Work instructions: Find every line in the records below that holds the word "share", and copy each one.

The records:
···

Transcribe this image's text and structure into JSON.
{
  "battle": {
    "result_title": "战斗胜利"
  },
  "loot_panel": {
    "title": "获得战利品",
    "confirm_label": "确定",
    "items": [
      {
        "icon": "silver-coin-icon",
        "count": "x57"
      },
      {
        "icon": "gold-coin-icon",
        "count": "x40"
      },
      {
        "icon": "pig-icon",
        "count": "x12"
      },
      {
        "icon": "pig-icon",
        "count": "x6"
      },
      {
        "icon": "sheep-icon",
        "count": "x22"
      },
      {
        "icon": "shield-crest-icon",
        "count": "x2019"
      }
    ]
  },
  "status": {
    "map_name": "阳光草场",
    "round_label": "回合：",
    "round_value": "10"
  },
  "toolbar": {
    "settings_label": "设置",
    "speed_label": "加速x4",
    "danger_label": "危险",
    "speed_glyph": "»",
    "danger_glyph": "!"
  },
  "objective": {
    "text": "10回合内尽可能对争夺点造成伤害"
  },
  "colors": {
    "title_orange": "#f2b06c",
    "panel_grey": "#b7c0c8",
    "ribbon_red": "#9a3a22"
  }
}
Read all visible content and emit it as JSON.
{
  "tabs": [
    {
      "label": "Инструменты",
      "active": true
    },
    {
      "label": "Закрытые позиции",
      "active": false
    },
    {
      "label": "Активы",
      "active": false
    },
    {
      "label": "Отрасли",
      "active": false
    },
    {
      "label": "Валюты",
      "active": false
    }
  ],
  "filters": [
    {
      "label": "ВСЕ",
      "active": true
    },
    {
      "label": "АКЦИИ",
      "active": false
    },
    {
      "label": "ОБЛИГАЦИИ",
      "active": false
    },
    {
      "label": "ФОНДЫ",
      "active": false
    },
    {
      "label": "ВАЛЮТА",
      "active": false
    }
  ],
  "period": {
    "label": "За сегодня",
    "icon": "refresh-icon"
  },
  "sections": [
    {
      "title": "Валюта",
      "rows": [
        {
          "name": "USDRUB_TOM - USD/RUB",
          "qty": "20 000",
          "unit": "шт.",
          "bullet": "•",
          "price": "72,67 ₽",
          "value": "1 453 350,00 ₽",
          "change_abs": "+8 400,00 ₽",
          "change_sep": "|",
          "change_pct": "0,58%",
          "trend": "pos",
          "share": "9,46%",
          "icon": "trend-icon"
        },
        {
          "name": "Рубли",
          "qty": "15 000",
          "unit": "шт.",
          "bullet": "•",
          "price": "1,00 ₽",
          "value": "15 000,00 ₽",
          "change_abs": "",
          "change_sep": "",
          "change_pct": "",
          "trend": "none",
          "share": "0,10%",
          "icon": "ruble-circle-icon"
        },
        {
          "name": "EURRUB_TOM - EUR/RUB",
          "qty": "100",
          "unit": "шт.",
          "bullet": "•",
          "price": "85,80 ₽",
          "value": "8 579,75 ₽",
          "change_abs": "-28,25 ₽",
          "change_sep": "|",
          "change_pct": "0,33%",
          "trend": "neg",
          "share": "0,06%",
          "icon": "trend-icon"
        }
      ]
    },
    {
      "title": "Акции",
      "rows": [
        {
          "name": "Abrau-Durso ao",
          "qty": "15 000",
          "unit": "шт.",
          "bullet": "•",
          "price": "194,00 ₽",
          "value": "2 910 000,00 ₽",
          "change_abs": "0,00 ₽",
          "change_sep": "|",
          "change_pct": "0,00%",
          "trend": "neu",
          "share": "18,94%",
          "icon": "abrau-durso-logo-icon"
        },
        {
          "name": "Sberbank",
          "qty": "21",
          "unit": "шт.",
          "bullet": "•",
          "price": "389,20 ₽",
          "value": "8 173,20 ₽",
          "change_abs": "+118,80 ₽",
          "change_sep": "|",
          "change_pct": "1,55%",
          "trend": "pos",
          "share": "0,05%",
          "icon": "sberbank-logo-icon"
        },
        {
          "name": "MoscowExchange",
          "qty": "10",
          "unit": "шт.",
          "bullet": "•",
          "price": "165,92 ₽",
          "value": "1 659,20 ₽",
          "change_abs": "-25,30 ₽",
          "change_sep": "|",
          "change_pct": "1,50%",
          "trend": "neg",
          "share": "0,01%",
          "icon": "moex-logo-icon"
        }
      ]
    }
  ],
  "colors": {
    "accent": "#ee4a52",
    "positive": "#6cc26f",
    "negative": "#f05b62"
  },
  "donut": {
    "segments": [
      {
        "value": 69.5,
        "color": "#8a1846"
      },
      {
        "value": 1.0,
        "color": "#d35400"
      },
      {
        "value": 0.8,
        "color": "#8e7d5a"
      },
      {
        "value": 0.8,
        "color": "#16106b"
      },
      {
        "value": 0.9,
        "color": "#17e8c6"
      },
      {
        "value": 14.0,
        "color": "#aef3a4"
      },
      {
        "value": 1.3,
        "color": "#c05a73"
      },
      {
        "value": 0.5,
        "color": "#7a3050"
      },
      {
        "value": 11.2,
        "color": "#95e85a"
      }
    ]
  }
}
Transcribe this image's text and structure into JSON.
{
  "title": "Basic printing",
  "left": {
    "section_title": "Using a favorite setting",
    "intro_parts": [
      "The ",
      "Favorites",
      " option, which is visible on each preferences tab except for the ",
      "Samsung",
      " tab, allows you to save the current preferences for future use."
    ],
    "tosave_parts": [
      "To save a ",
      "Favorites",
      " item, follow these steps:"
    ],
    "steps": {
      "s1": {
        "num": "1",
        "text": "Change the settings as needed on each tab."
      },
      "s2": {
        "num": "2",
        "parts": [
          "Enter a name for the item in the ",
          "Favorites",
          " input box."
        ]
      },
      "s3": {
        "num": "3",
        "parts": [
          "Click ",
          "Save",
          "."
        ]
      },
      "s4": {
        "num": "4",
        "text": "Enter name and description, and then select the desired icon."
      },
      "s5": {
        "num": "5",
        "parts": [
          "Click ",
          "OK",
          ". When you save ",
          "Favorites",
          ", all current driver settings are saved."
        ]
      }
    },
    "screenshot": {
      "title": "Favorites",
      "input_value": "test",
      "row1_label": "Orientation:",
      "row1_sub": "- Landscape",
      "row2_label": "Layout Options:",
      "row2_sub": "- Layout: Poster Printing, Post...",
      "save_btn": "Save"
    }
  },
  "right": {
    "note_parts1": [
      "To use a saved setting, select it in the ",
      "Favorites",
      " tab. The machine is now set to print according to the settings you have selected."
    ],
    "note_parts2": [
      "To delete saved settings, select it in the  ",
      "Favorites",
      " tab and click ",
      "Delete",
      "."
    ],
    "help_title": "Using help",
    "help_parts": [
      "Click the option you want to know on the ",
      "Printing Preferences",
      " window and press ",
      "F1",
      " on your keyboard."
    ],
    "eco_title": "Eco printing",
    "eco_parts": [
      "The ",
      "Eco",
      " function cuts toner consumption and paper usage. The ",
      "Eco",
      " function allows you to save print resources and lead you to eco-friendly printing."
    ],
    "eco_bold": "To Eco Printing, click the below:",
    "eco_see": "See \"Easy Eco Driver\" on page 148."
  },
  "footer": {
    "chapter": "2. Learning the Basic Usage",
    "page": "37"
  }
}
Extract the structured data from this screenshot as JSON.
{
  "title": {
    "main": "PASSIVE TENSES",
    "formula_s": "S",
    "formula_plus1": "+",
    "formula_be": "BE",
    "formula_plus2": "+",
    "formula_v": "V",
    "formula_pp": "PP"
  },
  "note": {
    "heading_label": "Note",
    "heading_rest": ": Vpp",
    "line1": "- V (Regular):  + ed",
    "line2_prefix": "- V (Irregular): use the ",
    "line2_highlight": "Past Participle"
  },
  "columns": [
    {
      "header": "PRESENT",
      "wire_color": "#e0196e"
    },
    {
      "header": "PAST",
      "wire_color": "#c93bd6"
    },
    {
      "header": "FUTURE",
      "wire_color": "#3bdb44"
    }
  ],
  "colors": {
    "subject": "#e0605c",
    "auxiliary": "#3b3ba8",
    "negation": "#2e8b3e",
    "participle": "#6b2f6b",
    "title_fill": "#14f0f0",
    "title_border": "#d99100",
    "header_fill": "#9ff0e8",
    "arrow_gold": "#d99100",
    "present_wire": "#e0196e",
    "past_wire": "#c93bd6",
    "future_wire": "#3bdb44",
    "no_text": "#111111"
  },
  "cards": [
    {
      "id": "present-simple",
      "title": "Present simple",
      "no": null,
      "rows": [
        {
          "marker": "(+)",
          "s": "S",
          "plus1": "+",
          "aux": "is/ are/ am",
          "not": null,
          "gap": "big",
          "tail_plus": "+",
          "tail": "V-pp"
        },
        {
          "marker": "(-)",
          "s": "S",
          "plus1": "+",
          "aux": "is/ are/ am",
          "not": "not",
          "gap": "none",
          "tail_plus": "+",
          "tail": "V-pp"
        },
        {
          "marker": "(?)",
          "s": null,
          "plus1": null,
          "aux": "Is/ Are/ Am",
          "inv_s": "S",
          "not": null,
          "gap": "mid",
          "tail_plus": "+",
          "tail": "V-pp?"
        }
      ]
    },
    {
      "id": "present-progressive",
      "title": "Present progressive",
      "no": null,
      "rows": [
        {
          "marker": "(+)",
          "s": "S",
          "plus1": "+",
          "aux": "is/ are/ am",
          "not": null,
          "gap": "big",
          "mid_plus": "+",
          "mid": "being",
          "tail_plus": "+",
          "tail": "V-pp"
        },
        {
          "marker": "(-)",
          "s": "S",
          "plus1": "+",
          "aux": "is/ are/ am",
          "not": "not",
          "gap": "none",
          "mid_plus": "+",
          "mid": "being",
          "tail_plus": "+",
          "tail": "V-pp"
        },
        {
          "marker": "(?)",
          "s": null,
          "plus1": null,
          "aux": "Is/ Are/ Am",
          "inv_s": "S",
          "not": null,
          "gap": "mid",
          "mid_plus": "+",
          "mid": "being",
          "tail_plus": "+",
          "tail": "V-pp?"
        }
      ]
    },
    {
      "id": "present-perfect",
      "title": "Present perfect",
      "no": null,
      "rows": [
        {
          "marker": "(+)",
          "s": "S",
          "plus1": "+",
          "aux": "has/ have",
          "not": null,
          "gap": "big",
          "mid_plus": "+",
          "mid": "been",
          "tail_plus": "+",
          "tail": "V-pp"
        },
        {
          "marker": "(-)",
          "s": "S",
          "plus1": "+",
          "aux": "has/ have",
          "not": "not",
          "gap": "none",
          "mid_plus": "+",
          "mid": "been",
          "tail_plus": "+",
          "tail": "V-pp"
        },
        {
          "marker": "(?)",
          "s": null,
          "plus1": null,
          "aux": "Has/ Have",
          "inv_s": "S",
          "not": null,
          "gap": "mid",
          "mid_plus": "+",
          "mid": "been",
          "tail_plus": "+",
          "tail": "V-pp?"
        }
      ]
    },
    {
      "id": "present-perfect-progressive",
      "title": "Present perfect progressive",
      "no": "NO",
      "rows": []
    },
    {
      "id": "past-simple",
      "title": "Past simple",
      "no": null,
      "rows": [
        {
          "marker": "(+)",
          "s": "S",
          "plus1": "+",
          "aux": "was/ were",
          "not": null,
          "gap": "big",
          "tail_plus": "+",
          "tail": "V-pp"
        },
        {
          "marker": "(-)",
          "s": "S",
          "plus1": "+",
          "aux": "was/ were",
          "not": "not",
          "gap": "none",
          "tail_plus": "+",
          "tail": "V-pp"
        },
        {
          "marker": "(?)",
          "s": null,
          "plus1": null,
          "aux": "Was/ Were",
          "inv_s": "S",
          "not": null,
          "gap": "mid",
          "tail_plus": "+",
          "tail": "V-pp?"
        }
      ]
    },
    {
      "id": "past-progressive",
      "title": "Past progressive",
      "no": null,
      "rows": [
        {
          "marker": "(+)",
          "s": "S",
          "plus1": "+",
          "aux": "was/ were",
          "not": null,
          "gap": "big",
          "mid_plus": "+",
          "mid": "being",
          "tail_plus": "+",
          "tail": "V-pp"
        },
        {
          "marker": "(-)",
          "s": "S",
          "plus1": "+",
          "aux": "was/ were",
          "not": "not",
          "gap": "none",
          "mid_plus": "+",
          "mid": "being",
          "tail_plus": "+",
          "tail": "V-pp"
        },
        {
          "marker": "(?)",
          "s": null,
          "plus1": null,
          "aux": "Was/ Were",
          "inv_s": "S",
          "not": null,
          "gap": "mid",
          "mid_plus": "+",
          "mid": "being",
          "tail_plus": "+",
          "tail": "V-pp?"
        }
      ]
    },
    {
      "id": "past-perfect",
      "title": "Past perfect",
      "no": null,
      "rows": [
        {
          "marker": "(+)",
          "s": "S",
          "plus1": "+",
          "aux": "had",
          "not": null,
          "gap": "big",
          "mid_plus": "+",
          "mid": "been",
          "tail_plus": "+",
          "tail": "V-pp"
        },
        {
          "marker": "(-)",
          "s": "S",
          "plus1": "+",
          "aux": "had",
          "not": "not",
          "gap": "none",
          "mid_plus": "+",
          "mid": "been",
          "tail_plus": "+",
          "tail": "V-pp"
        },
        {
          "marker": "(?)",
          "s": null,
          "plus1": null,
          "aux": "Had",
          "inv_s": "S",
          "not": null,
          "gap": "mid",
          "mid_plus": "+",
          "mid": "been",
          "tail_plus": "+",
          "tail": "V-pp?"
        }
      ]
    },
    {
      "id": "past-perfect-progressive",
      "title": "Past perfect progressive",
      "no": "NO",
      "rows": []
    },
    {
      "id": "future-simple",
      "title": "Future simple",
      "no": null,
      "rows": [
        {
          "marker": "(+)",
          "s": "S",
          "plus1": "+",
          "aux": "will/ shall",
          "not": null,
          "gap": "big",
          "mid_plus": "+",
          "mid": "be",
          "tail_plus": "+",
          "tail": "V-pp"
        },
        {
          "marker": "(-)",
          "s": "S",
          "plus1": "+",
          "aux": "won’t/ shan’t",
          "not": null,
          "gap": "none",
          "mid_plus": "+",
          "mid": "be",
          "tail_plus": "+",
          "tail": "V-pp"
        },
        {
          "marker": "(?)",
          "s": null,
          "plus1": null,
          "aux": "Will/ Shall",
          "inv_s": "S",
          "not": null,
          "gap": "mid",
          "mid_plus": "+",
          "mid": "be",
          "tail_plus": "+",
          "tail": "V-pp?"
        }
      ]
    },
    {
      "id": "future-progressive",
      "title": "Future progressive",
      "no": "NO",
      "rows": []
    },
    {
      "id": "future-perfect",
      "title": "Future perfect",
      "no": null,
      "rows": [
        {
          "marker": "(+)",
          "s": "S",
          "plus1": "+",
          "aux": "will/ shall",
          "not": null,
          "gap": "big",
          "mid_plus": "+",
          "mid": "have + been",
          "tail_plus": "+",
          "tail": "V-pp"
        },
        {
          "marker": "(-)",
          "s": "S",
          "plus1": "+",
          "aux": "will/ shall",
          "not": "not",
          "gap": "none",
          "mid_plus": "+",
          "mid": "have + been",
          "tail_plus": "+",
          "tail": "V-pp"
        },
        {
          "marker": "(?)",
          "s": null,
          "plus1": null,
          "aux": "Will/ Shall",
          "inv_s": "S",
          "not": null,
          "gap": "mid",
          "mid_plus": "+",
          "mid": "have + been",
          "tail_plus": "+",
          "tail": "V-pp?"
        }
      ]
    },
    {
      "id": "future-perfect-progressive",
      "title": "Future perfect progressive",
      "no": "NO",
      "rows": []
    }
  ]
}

···

Full solution:
          "share": "9,46%",
          "share": "0,10%",
          "share": "0,06%",
          "share": "18,94%",
          "share": "0,05%",
          "share": "0,01%",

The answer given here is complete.